>>>

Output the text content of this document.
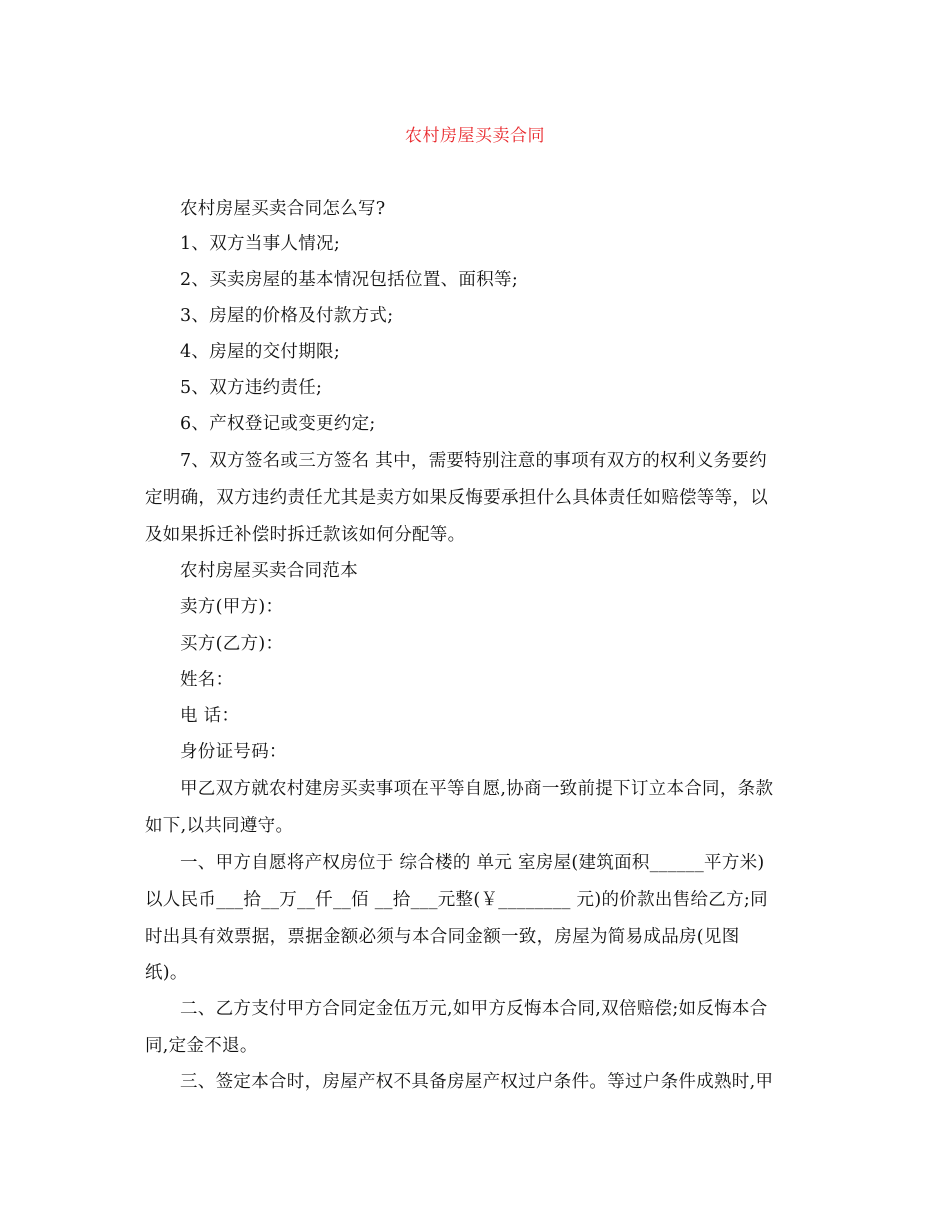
农村房屋买卖合同
农村房屋买卖合同怎么写?
1、双方当事人情况;
2、买卖房屋的基本情况包括位置、面积等;
3、房屋的价格及付款方式;
4、房屋的交付期限;
5、双方违约责任;
6、产权登记或变更约定;
7、双方签名或三方签名 其中，需要特别注意的事项有双方的权利义务要约
定明确，双方违约责任尤其是卖方如果反悔要承担什么具体责任如赔偿等等，以
及如果拆迁补偿时拆迁款该如何分配等。
农村房屋买卖合同范本
卖方(甲方)：
买方(乙方)：
姓名：
电 话：
身份证号码：
甲乙双方就农村建房买卖事项在平等自愿,协商一致前提下订立本合同，条款
如下,以共同遵守。
一、甲方自愿将产权房位于 综合楼的 单元 室房屋(建筑面积______平方米)
以人民币___拾__万__仟__佰 __拾___元整(￥________ 元)的价款出售给乙方;同
时出具有效票据，票据金额必须与本合同金额一致，房屋为简易成品房(见图
纸)。
二、乙方支付甲方合同定金伍万元,如甲方反悔本合同,双倍赔偿;如反悔本合
同,定金不退。
三、签定本合时，房屋产权不具备房屋产权过户条件。等过户条件成熟时,甲
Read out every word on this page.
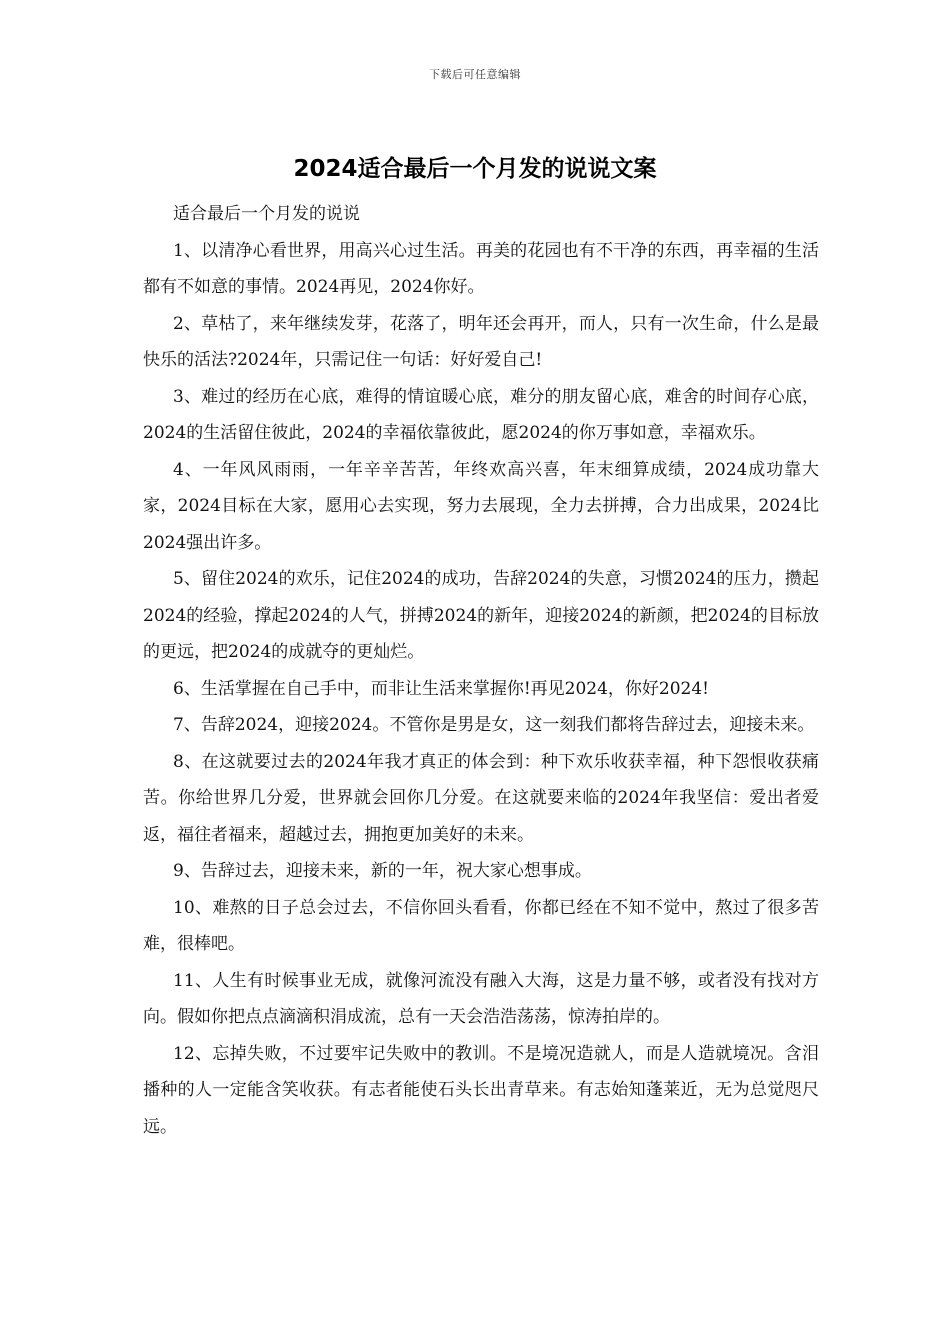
下载后可任意编辑
2024适合最后一个月发的说说文案

适合最后一个月发的说说

1、以清净心看世界，用高兴心过生活。再美的花园也有不干净的东西，再幸福的生活都有不如意的事情。2024再见，2024你好。

2、草枯了，来年继续发芽，花落了，明年还会再开，而人，只有一次生命，什么是最快乐的活法?2024年，只需记住一句话：好好爱自己!

3、难过的经历在心底，难得的情谊暖心底，难分的朋友留心底，难舍的时间存心底，2024的生活留住彼此，2024的幸福依靠彼此，愿2024的你万事如意，幸福欢乐。

4、一年风风雨雨，一年辛辛苦苦，年终欢高兴喜，年末细算成绩，2024成功靠大家，2024目标在大家，愿用心去实现，努力去展现，全力去拼搏，合力出成果，2024比2024强出许多。

5、留住2024的欢乐，记住2024的成功，告辞2024的失意，习惯2024的压力，攒起2024的经验，撑起2024的人气，拼搏2024的新年，迎接2024的新颜，把2024的目标放的更远，把2024的成就夺的更灿烂。

6、生活掌握在自己手中，而非让生活来掌握你!再见2024，你好2024!

7、告辞2024，迎接2024。不管你是男是女，这一刻我们都将告辞过去，迎接未来。

8、在这就要过去的2024年我才真正的体会到：种下欢乐收获幸福，种下怨恨收获痛苦。你给世界几分爱，世界就会回你几分爱。在这就要来临的2024年我坚信：爱出者爱返，福往者福来，超越过去，拥抱更加美好的未来。

9、告辞过去，迎接未来，新的一年，祝大家心想事成。

10、难熬的日子总会过去，不信你回头看看，你都已经在不知不觉中，熬过了很多苦难，很棒吧。

11、人生有时候事业无成，就像河流没有融入大海，这是力量不够，或者没有找对方向。假如你把点点滴滴积涓成流，总有一天会浩浩荡荡，惊涛拍岸的。

12、忘掉失败，不过要牢记失败中的教训。不是境况造就人，而是人造就境况。含泪播种的人一定能含笑收获。有志者能使石头长出青草来。有志始知蓬莱近，无为总觉咫尺远。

<<<

WHAT IS REQUIRED. Your task is to transcribe all of the records precisely, with no images included.

OUTPUT.
Output the text content of this document.
农村房屋买卖合同
农村房屋买卖合同怎么写?
1、双方当事人情况;
2、买卖房屋的基本情况包括位置、面积等;
3、房屋的价格及付款方式;
4、房屋的交付期限;
5、双方违约责任;
6、产权登记或变更约定;
7、双方签名或三方签名 其中，需要特别注意的事项有双方的权利义务要约
定明确，双方违约责任尤其是卖方如果反悔要承担什么具体责任如赔偿等等，以
及如果拆迁补偿时拆迁款该如何分配等。
农村房屋买卖合同范本
卖方(甲方)：
买方(乙方)：
姓名：
电 话：
身份证号码：
甲乙双方就农村建房买卖事项在平等自愿,协商一致前提下订立本合同，条款
如下,以共同遵守。
一、甲方自愿将产权房位于 综合楼的 单元 室房屋(建筑面积______平方米)
以人民币___拾__万__仟__佰 __拾___元整(￥________ 元)的价款出售给乙方;同
时出具有效票据，票据金额必须与本合同金额一致，房屋为简易成品房(见图
纸)。
二、乙方支付甲方合同定金伍万元,如甲方反悔本合同,双倍赔偿;如反悔本合
同,定金不退。
三、签定本合时，房屋产权不具备房屋产权过户条件。等过户条件成熟时,甲
Read out every word on this page.
下载后可任意编辑
2024适合最后一个月发的说说文案

适合最后一个月发的说说

1、以清净心看世界，用高兴心过生活。再美的花园也有不干净的东西，再幸福的生活都有不如意的事情。2024再见，2024你好。

2、草枯了，来年继续发芽，花落了，明年还会再开，而人，只有一次生命，什么是最快乐的活法?2024年，只需记住一句话：好好爱自己!

3、难过的经历在心底，难得的情谊暖心底，难分的朋友留心底，难舍的时间存心底，2024的生活留住彼此，2024的幸福依靠彼此，愿2024的你万事如意，幸福欢乐。

4、一年风风雨雨，一年辛辛苦苦，年终欢高兴喜，年末细算成绩，2024成功靠大家，2024目标在大家，愿用心去实现，努力去展现，全力去拼搏，合力出成果，2024比2024强出许多。

5、留住2024的欢乐，记住2024的成功，告辞2024的失意，习惯2024的压力，攒起2024的经验，撑起2024的人气，拼搏2024的新年，迎接2024的新颜，把2024的目标放的更远，把2024的成就夺的更灿烂。

6、生活掌握在自己手中，而非让生活来掌握你!再见2024，你好2024!

7、告辞2024，迎接2024。不管你是男是女，这一刻我们都将告辞过去，迎接未来。

8、在这就要过去的2024年我才真正的体会到：种下欢乐收获幸福，种下怨恨收获痛苦。你给世界几分爱，世界就会回你几分爱。在这就要来临的2024年我坚信：爱出者爱返，福往者福来，超越过去，拥抱更加美好的未来。

9、告辞过去，迎接未来，新的一年，祝大家心想事成。

10、难熬的日子总会过去，不信你回头看看，你都已经在不知不觉中，熬过了很多苦难，很棒吧。

11、人生有时候事业无成，就像河流没有融入大海，这是力量不够，或者没有找对方向。假如你把点点滴滴积涓成流，总有一天会浩浩荡荡，惊涛拍岸的。

12、忘掉失败，不过要牢记失败中的教训。不是境况造就人，而是人造就境况。含泪播种的人一定能含笑收获。有志者能使石头长出青草来。有志始知蓬莱近，无为总觉咫尺远。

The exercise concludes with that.